Your copy of the material must match it exactly, except that pictures are dropped.
==================================================
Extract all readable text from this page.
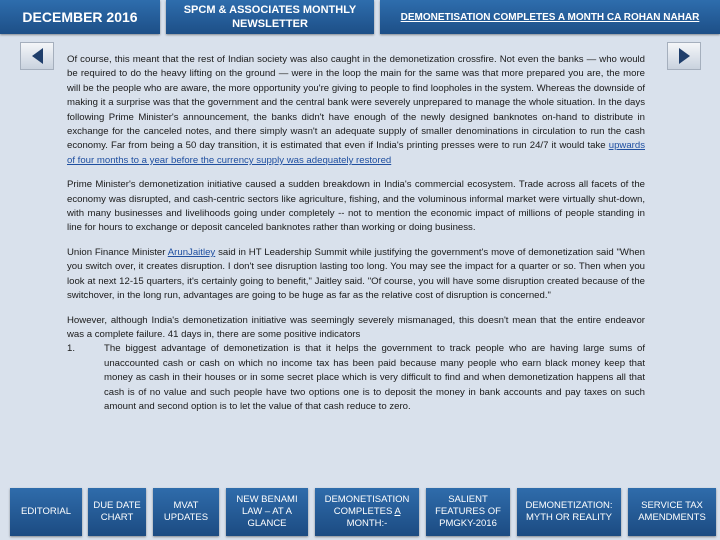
DECEMBER 2016	SPCM & ASSOCIATES MONTHLY NEWSLETTER
DEMONETISATION COMPLETES A MONTH CA ROHAN NAHAR

Of course, this meant that the rest of Indian society was also caught in the demonetization crossfire. Not even the banks — who would be required to do the heavy lifting on the ground — were in the loop the main for the same was that more prepared you are, the more will be the people who are aware, the more opportunity you're giving to people to find loopholes in the system. Whereas the downside of making it a surprise was that the government and the central bank were severely unprepared to manage the whole situation. In the days following Prime Minister's announcement, the banks didn't have enough of the newly designed banknotes on-hand to distribute in exchange for the canceled notes, and there simply wasn't an adequate supply of smaller denominations in circulation to run the cash economy. Far from being a 50 day transition, it is estimated that even if India's printing presses were to run 24/7 it would take upwards of four months to a year before the currency supply was adequately restored

Prime Minister's demonetization initiative caused a sudden breakdown in India's commercial ecosystem. Trade across all facets of the economy was disrupted, and cash-centric sectors like agriculture, fishing, and the voluminous informal market were virtually shut-down, with many businesses and livelihoods going under completely -- not to mention the economic impact of millions of people standing in line for hours to exchange or deposit canceled banknotes rather than working or doing business.

Union Finance Minister ArunJaitley said in HT Leadership Summit while justifying the government's move of demonetization said "When you switch over, it creates disruption. I don't see disruption lasting too long. You may see the impact for a quarter or so. Then when you look at next 12-15 quarters, it's certainly going to benefit," Jaitley said. "Of course, you will have some disruption created because of the switchover, in the long run, advantages are going to be huge as far as the relative cost of disruption is concerned."

However, although India's demonetization initiative was seemingly severely mismanaged, this doesn't mean that the entire endeavor was a complete failure. 41 days in, there are some positive indicators

1.	The biggest advantage of demonetization is that it helps the government to track people who are having large sums of unaccounted cash or cash on which no income tax has been paid because many people who earn black money keep that money as cash in their houses or in some secret place which is very difficult to find and when demonetization happens all that cash is of no value and such people have two options one is to deposit the money in bank accounts and pay taxes on such amount and second option is to let the value of that cash reduce to zero.
EDITORIAL
DUE DATE CHART
MVAT UPDATES
NEW BENAMI LAW – AT A GLANCE
DEMONETISATION COMPLETES A MONTH:-
SALIENT FEATURES OF PMGKY-2016
DEMONETIZATION: MYTH OR REALITY
SERVICE TAX AMENDMENTS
==================================================
→ Completed task:
Extract all readable text from this page.
DECEMBER 2016	SPCM & ASSOCIATES MONTHLY NEWSLETTER
DEMONETISATION COMPLETES A MONTH CA ROHAN NAHAR

Of course, this meant that the rest of Indian society was also caught in the demonetization crossfire. Not even the banks — who would be required to do the heavy lifting on the ground — were in the loop the main for the same was that more prepared you are, the more will be the people who are aware, the more opportunity you're giving to people to find loopholes in the system. Whereas the downside of making it a surprise was that the government and the central bank were severely unprepared to manage the whole situation. In the days following Prime Minister's announcement, the banks didn't have enough of the newly designed banknotes on-hand to distribute in exchange for the canceled notes, and there simply wasn't an adequate supply of smaller denominations in circulation to run the cash economy. Far from being a 50 day transition, it is estimated that even if India's printing presses were to run 24/7 it would take upwards of four months to a year before the currency supply was adequately restored

Prime Minister's demonetization initiative caused a sudden breakdown in India's commercial ecosystem. Trade across all facets of the economy was disrupted, and cash-centric sectors like agriculture, fishing, and the voluminous informal market were virtually shut-down, with many businesses and livelihoods going under completely -- not to mention the economic impact of millions of people standing in line for hours to exchange or deposit canceled banknotes rather than working or doing business.

Union Finance Minister ArunJaitley said in HT Leadership Summit while justifying the government's move of demonetization said "When you switch over, it creates disruption. I don't see disruption lasting too long. You may see the impact for a quarter or so. Then when you look at next 12-15 quarters, it's certainly going to benefit," Jaitley said. "Of course, you will have some disruption created because of the switchover, in the long run, advantages are going to be huge as far as the relative cost of disruption is concerned."

However, although India's demonetization initiative was seemingly severely mismanaged, this doesn't mean that the entire endeavor was a complete failure. 41 days in, there are some positive indicators

1.	The biggest advantage of demonetization is that it helps the government to track people who are having large sums of unaccounted cash or cash on which no income tax has been paid because many people who earn black money keep that money as cash in their houses or in some secret place which is very difficult to find and when demonetization happens all that cash is of no value and such people have two options one is to deposit the money in bank accounts and pay taxes on such amount and second option is to let the value of that cash reduce to zero.
EDITORIAL
DUE DATE CHART
MVAT UPDATES
NEW BENAMI LAW – AT A GLANCE
DEMONETISATION COMPLETES A MONTH:-
SALIENT FEATURES OF PMGKY-2016
DEMONETIZATION: MYTH OR REALITY
SERVICE TAX AMENDMENTS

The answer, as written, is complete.